### RECORDS FOR THE TASK
════════════════
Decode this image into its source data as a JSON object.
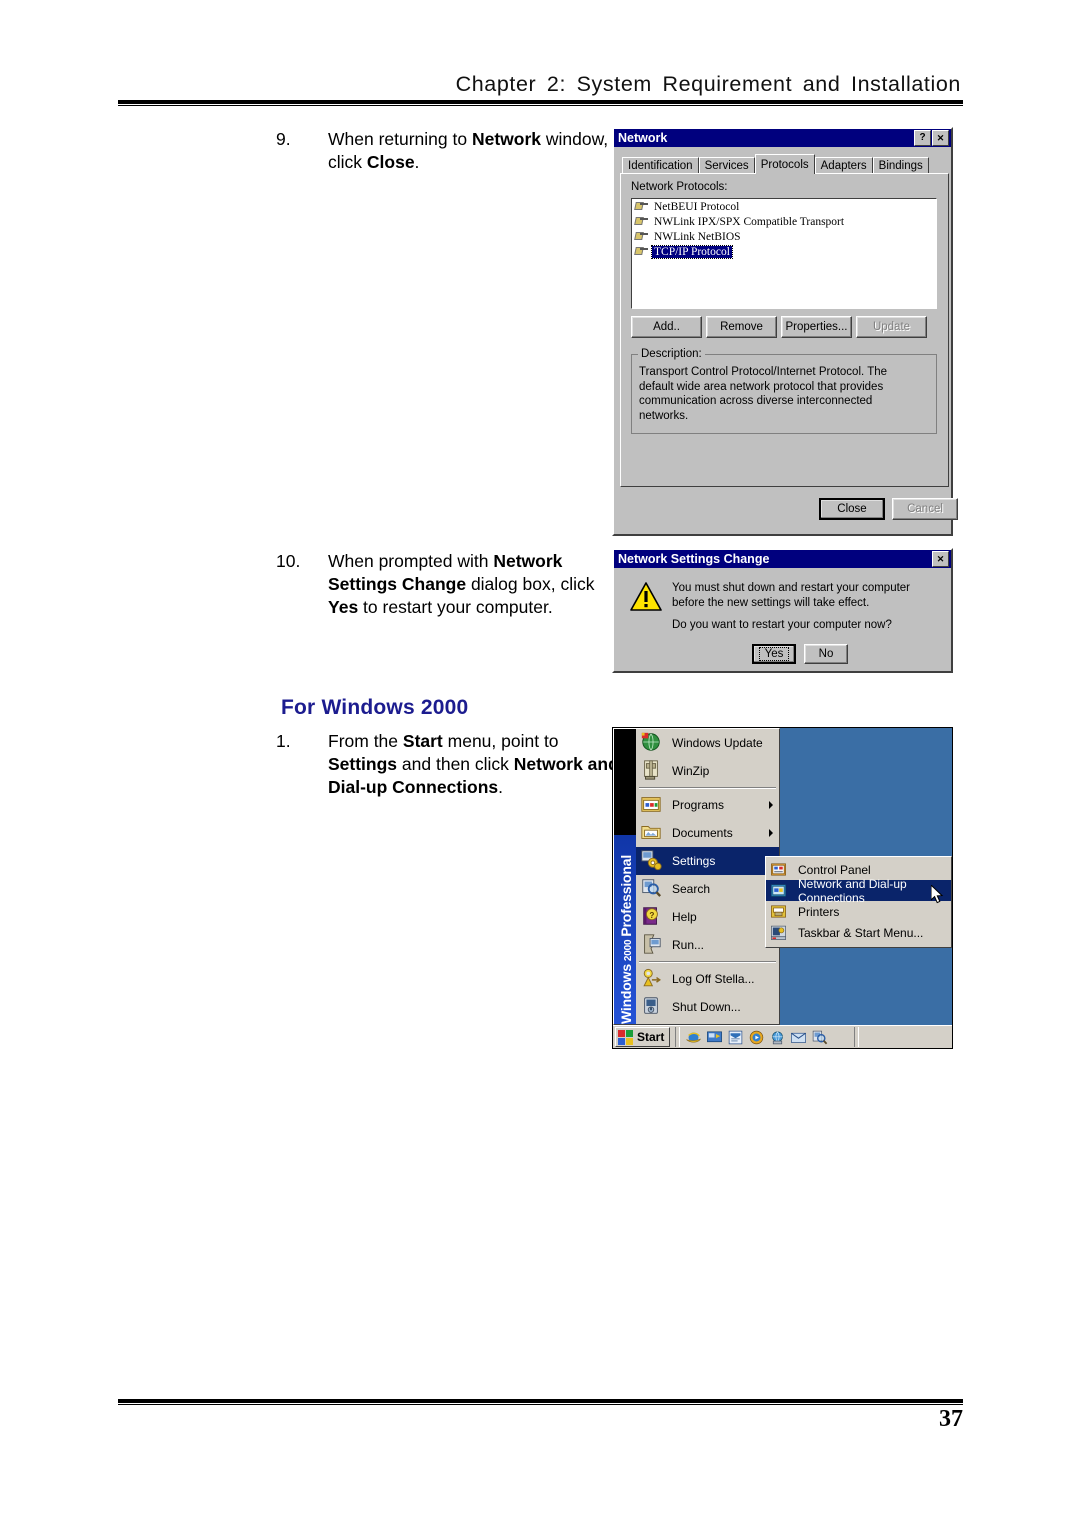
{
  "page": {
    "header_words": [
      "Chapter",
      "2:",
      "System",
      "Requirement",
      "and",
      "Installation"
    ],
    "header_full": "Chapter 2: System Requirement and Installation",
    "number": "37"
  },
  "steps": [
    {
      "number": "9.",
      "parts": [
        {
          "t": "When returning to ",
          "b": false
        },
        {
          "t": "Network",
          "b": true
        },
        {
          "t": " window, click ",
          "b": false
        },
        {
          "t": "Close",
          "b": true
        },
        {
          "t": ".",
          "b": false
        }
      ]
    },
    {
      "number": "10.",
      "parts": [
        {
          "t": "When prompted with ",
          "b": false
        },
        {
          "t": "Network Settings Change",
          "b": true
        },
        {
          "t": " dialog box, click ",
          "b": false
        },
        {
          "t": "Yes",
          "b": true
        },
        {
          "t": " to restart your computer.",
          "b": false
        }
      ]
    },
    {
      "number": "1.",
      "parts": [
        {
          "t": "From the ",
          "b": false
        },
        {
          "t": "Start",
          "b": true
        },
        {
          "t": " menu, point to ",
          "b": false
        },
        {
          "t": "Settings",
          "b": true
        },
        {
          "t": " and then click ",
          "b": false
        },
        {
          "t": "Network and Dial-up Connections",
          "b": true
        },
        {
          "t": ".",
          "b": false
        }
      ]
    }
  ],
  "section_heading": "For Windows 2000",
  "network_dialog": {
    "title": "Network",
    "help_button": "?",
    "close_button": "✕",
    "tabs": [
      {
        "label": "Identification",
        "active": false
      },
      {
        "label": "Services",
        "active": false
      },
      {
        "label": "Protocols",
        "active": true
      },
      {
        "label": "Adapters",
        "active": false
      },
      {
        "label": "Bindings",
        "active": false
      }
    ],
    "list_label": "Network Protocols:",
    "protocols": [
      {
        "name": "NetBEUI Protocol",
        "selected": false
      },
      {
        "name": "NWLink IPX/SPX Compatible Transport",
        "selected": false
      },
      {
        "name": "NWLink NetBIOS",
        "selected": false
      },
      {
        "name": "TCP/IP Protocol",
        "selected": true
      }
    ],
    "buttons": [
      {
        "label": "Add..",
        "disabled": false
      },
      {
        "label": "Remove",
        "disabled": false
      },
      {
        "label": "Properties...",
        "disabled": false
      },
      {
        "label": "Update",
        "disabled": true
      }
    ],
    "description_label": "Description:",
    "description_text": "Transport Control Protocol/Internet Protocol. The default wide area network protocol that provides communication across diverse interconnected networks.",
    "footer_buttons": [
      {
        "label": "Close",
        "disabled": false,
        "default": true
      },
      {
        "label": "Cancel",
        "disabled": true,
        "default": false
      }
    ]
  },
  "settings_change_dialog": {
    "title": "Network Settings Change",
    "close_button": "✕",
    "icon": "warning-icon",
    "message_line_1": "You must shut down and restart your computer before the new settings will take effect.",
    "message_line_2": "Do you want to restart your computer now?",
    "buttons": [
      {
        "label": "Yes",
        "default": true
      },
      {
        "label": "No",
        "default": false
      }
    ]
  },
  "start_menu": {
    "banner_main": "Windows",
    "banner_year": "2000",
    "banner_edition": "Professional",
    "items": [
      {
        "label": "Windows Update",
        "icon": "windows-update-icon",
        "arrow": false,
        "highlighted": false,
        "separator_after": false
      },
      {
        "label": "WinZip",
        "icon": "winzip-icon",
        "arrow": false,
        "highlighted": false,
        "separator_after": true
      },
      {
        "label": "Programs",
        "icon": "programs-icon",
        "arrow": true,
        "highlighted": false,
        "separator_after": false
      },
      {
        "label": "Documents",
        "icon": "documents-icon",
        "arrow": true,
        "highlighted": false,
        "separator_after": false
      },
      {
        "label": "Settings",
        "icon": "settings-icon",
        "arrow": true,
        "highlighted": true,
        "separator_after": false
      },
      {
        "label": "Search",
        "icon": "search-icon",
        "arrow": true,
        "highlighted": false,
        "separator_after": false
      },
      {
        "label": "Help",
        "icon": "help-icon",
        "arrow": false,
        "highlighted": false,
        "separator_after": false
      },
      {
        "label": "Run...",
        "icon": "run-icon",
        "arrow": false,
        "highlighted": false,
        "separator_after": true
      },
      {
        "label": "Log Off Stella...",
        "icon": "logoff-icon",
        "arrow": false,
        "highlighted": false,
        "separator_after": false
      },
      {
        "label": "Shut Down...",
        "icon": "shutdown-icon",
        "arrow": false,
        "highlighted": false,
        "separator_after": false
      }
    ],
    "submenu": [
      {
        "label": "Control Panel",
        "icon": "control-panel-icon",
        "highlighted": false
      },
      {
        "label": "Network and Dial-up Connections",
        "icon": "network-connections-icon",
        "highlighted": true
      },
      {
        "label": "Printers",
        "icon": "printers-icon",
        "highlighted": false
      },
      {
        "label": "Taskbar & Start Menu...",
        "icon": "taskbar-startmenu-icon",
        "highlighted": false
      }
    ],
    "taskbar": {
      "start_label": "Start",
      "quick_launch": [
        "internet-explorer-icon",
        "show-desktop-icon",
        "outlook-express-icon",
        "media-player-icon",
        "network-icon",
        "mail-icon",
        "search-icon"
      ]
    }
  },
  "colors": {
    "heading_blue": "#1c1c8f",
    "titlebar_blue": "#00007e",
    "menu_highlight": "#0a246a",
    "desktop_blue": "#3a6ea5",
    "dialog_face": "#c0c0c0",
    "menu_face": "#d4d0c8"
  }
}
════════════════
Transcribe the listing in full. Omit the pictures and keep every line exact.

Decode this image into its source data as a JSON object.
{
  "page": {
    "header_words": [
      "Chapter",
      "2:",
      "System",
      "Requirement",
      "and",
      "Installation"
    ],
    "header_full": "Chapter 2: System Requirement and Installation",
    "number": "37"
  },
  "steps": [
    {
      "number": "9.",
      "parts": [
        {
          "t": "When returning to ",
          "b": false
        },
        {
          "t": "Network",
          "b": true
        },
        {
          "t": " window, click ",
          "b": false
        },
        {
          "t": "Close",
          "b": true
        },
        {
          "t": ".",
          "b": false
        }
      ]
    },
    {
      "number": "10.",
      "parts": [
        {
          "t": "When prompted with ",
          "b": false
        },
        {
          "t": "Network Settings Change",
          "b": true
        },
        {
          "t": " dialog box, click ",
          "b": false
        },
        {
          "t": "Yes",
          "b": true
        },
        {
          "t": " to restart your computer.",
          "b": false
        }
      ]
    },
    {
      "number": "1.",
      "parts": [
        {
          "t": "From the ",
          "b": false
        },
        {
          "t": "Start",
          "b": true
        },
        {
          "t": " menu, point to ",
          "b": false
        },
        {
          "t": "Settings",
          "b": true
        },
        {
          "t": " and then click ",
          "b": false
        },
        {
          "t": "Network and Dial-up Connections",
          "b": true
        },
        {
          "t": ".",
          "b": false
        }
      ]
    }
  ],
  "section_heading": "For Windows 2000",
  "network_dialog": {
    "title": "Network",
    "help_button": "?",
    "close_button": "✕",
    "tabs": [
      {
        "label": "Identification",
        "active": false
      },
      {
        "label": "Services",
        "active": false
      },
      {
        "label": "Protocols",
        "active": true
      },
      {
        "label": "Adapters",
        "active": false
      },
      {
        "label": "Bindings",
        "active": false
      }
    ],
    "list_label": "Network Protocols:",
    "protocols": [
      {
        "name": "NetBEUI Protocol",
        "selected": false
      },
      {
        "name": "NWLink IPX/SPX Compatible Transport",
        "selected": false
      },
      {
        "name": "NWLink NetBIOS",
        "selected": false
      },
      {
        "name": "TCP/IP Protocol",
        "selected": true
      }
    ],
    "buttons": [
      {
        "label": "Add..",
        "disabled": false
      },
      {
        "label": "Remove",
        "disabled": false
      },
      {
        "label": "Properties...",
        "disabled": false
      },
      {
        "label": "Update",
        "disabled": true
      }
    ],
    "description_label": "Description:",
    "description_text": "Transport Control Protocol/Internet Protocol. The default wide area network protocol that provides communication across diverse interconnected networks.",
    "footer_buttons": [
      {
        "label": "Close",
        "disabled": false,
        "default": true
      },
      {
        "label": "Cancel",
        "disabled": true,
        "default": false
      }
    ]
  },
  "settings_change_dialog": {
    "title": "Network Settings Change",
    "close_button": "✕",
    "icon": "warning-icon",
    "message_line_1": "You must shut down and restart your computer before the new settings will take effect.",
    "message_line_2": "Do you want to restart your computer now?",
    "buttons": [
      {
        "label": "Yes",
        "default": true
      },
      {
        "label": "No",
        "default": false
      }
    ]
  },
  "start_menu": {
    "banner_main": "Windows",
    "banner_year": "2000",
    "banner_edition": "Professional",
    "items": [
      {
        "label": "Windows Update",
        "icon": "windows-update-icon",
        "arrow": false,
        "highlighted": false,
        "separator_after": false
      },
      {
        "label": "WinZip",
        "icon": "winzip-icon",
        "arrow": false,
        "highlighted": false,
        "separator_after": true
      },
      {
        "label": "Programs",
        "icon": "programs-icon",
        "arrow": true,
        "highlighted": false,
        "separator_after": false
      },
      {
        "label": "Documents",
        "icon": "documents-icon",
        "arrow": true,
        "highlighted": false,
        "separator_after": false
      },
      {
        "label": "Settings",
        "icon": "settings-icon",
        "arrow": true,
        "highlighted": true,
        "separator_after": false
      },
      {
        "label": "Search",
        "icon": "search-icon",
        "arrow": true,
        "highlighted": false,
        "separator_after": false
      },
      {
        "label": "Help",
        "icon": "help-icon",
        "arrow": false,
        "highlighted": false,
        "separator_after": false
      },
      {
        "label": "Run...",
        "icon": "run-icon",
        "arrow": false,
        "highlighted": false,
        "separator_after": true
      },
      {
        "label": "Log Off Stella...",
        "icon": "logoff-icon",
        "arrow": false,
        "highlighted": false,
        "separator_after": false
      },
      {
        "label": "Shut Down...",
        "icon": "shutdown-icon",
        "arrow": false,
        "highlighted": false,
        "separator_after": false
      }
    ],
    "submenu": [
      {
        "label": "Control Panel",
        "icon": "control-panel-icon",
        "highlighted": false
      },
      {
        "label": "Network and Dial-up Connections",
        "icon": "network-connections-icon",
        "highlighted": true
      },
      {
        "label": "Printers",
        "icon": "printers-icon",
        "highlighted": false
      },
      {
        "label": "Taskbar & Start Menu...",
        "icon": "taskbar-startmenu-icon",
        "highlighted": false
      }
    ],
    "taskbar": {
      "start_label": "Start",
      "quick_launch": [
        "internet-explorer-icon",
        "show-desktop-icon",
        "outlook-express-icon",
        "media-player-icon",
        "network-icon",
        "mail-icon",
        "search-icon"
      ]
    }
  },
  "colors": {
    "heading_blue": "#1c1c8f",
    "titlebar_blue": "#00007e",
    "menu_highlight": "#0a246a",
    "desktop_blue": "#3a6ea5",
    "dialog_face": "#c0c0c0",
    "menu_face": "#d4d0c8"
  }
}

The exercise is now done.